## WRITTEN TASK
Rewrite the lines below as a JSON list of strings, one string per line, leaving out blank lines and the pictures.

— START OF TASK INPUT —

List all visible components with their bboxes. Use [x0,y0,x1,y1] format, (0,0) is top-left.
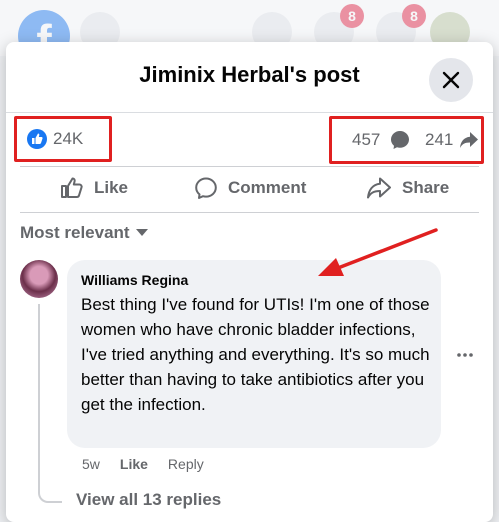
reaction-counts: 24K 457 241 [6,114,493,164]
comment-timestamp[interactable]: 5w [82,456,100,472]
like-count: 24K [53,129,84,148]
share-button-label: Share [402,178,450,197]
modal-title: Jiminix Herbal's post [139,62,360,87]
actions-divider-bottom [20,212,479,213]
like-count-highlight[interactable]: 24K [14,116,112,162]
comment-author[interactable]: Williams Regina [81,272,188,288]
like-button[interactable]: Like [60,168,128,208]
post-actions: Like Comment Share [20,168,479,208]
comment-icon [195,177,217,199]
view-replies-link[interactable]: View all 13 replies [76,490,221,510]
comment-reply-link[interactable]: Reply [168,456,204,472]
comment-bubble: Williams Regina Best thing I've found fo… [67,260,441,448]
share-count[interactable]: 241 [425,130,453,150]
comment-count[interactable]: 457 [352,130,380,150]
close-icon [442,71,460,89]
caret-down-icon [135,229,148,236]
like-button-label: Like [94,178,129,197]
sort-label: Most relevant [20,223,130,242]
close-button[interactable] [429,58,473,102]
more-options-icon[interactable] [456,346,474,364]
messenger-badge: 8 [340,4,364,28]
commenter-avatar[interactable] [20,260,58,298]
comment-bubble-icon [391,131,409,149]
share-icon [367,177,391,199]
post-modal: Jiminix Herbal's post 24K 457 241 Like C… [6,42,493,522]
actions-divider-top [20,166,479,167]
reply-thread-line [38,304,62,503]
thumbs-up-icon [61,177,83,198]
share-arrow-icon [460,132,478,148]
comment-button[interactable]: Comment [194,168,306,208]
comment-button-label: Comment [228,178,307,197]
comment-share-counts-highlight: 457 241 [329,116,484,164]
header-divider [6,112,493,113]
comment-text: Best thing I've found for UTIs! I'm one … [81,295,430,414]
comment-meta: 5w Like Reply [82,456,204,472]
notifications-badge: 8 [402,4,426,28]
share-button[interactable]: Share [366,168,449,208]
comment-like-link[interactable]: Like [120,456,148,472]
like-reaction-icon [27,129,47,149]
comment-sort-dropdown[interactable]: Most relevant [20,223,148,243]
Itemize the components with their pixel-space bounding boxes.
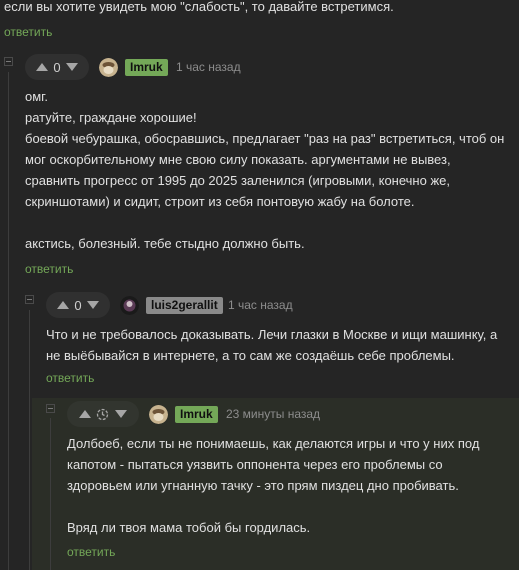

— END OF TASK INPUT —

## SOLVED PROBLEM
[
  "List all visible components with their bboxes. Use [x0,y0,x1,y1] format, (0,0) is top-left.",
  "reaction-counts: 24K 457 241 [6,114,493,164]",
  "comment-timestamp[interactable]: 5w [82,456,100,472]",
  "like-count: 24K [53,129,84,148]",
  "share-button-label: Share [402,178,450,197]",
  "modal-title: Jiminix Herbal's post [139,62,360,87]",
  "actions-divider-bottom [20,212,479,213]",
  "like-count-highlight[interactable]: 24K [14,116,112,162]",
  "comment-author[interactable]: Williams Regina [81,272,188,288]",
  "like-button[interactable]: Like [60,168,128,208]",
  "post-actions: Like Comment Share [20,168,479,208]",
  "comment-icon [195,177,217,199]",
  "view-replies-link[interactable]: View all 13 replies [76,490,221,510]",
  "comment-reply-link[interactable]: Reply [168,456,204,472]",
  "comment-bubble: Williams Regina Best thing I've found fo… [67,260,441,448]",
  "share-count[interactable]: 241 [425,130,453,150]",
  "comment-count[interactable]: 457 [352,130,380,150]",
  "close-icon [442,71,460,89]",
  "caret-down-icon [135,229,148,236]",
  "like-button-label: Like [94,178,129,197]",
  "sort-label: Most relevant [20,223,130,242]",
  "close-button[interactable] [429,58,473,102]",
  "more-options-icon[interactable] [456,346,474,364]",
  "messenger-badge: 8 [340,4,364,28]",
  "commenter-avatar[interactable] [20,260,58,298]",
  "comment-bubble-icon [391,131,409,149]",
  "share-icon [367,177,391,199]",
  "post-modal: Jiminix Herbal's post 24K 457 241 Like C… [6,42,493,522]",
  "actions-divider-top [20,166,479,167]",
  "reply-thread-line [38,304,62,503]",
  "thumbs-up-icon [61,177,83,198]",
  "share-arrow-icon [460,132,478,148]",
  "comment-button[interactable]: Comment [194,168,306,208]",
  "comment-button-label: Comment [228,178,307,197]",
  "comment-share-counts-highlight: 457 241 [329,116,484,164]",
  "header-divider [6,112,493,113]",
  "comment-text: Best thing I've found for UTIs! I'm one … [81,295,430,414]",
  "comment-meta: 5w Like Reply [82,456,204,472]",
  "notifications-badge: 8 [402,4,426,28]",
  "share-button[interactable]: Share [366,168,449,208]",
  "comment-like-link[interactable]: Like [120,456,148,472]",
  "like-reaction-icon [27,129,47,149]",
  "comment-sort-dropdown[interactable]: Most relevant [20,223,148,243]",
  "Itemize the components with their pixel-space bounding boxes."
]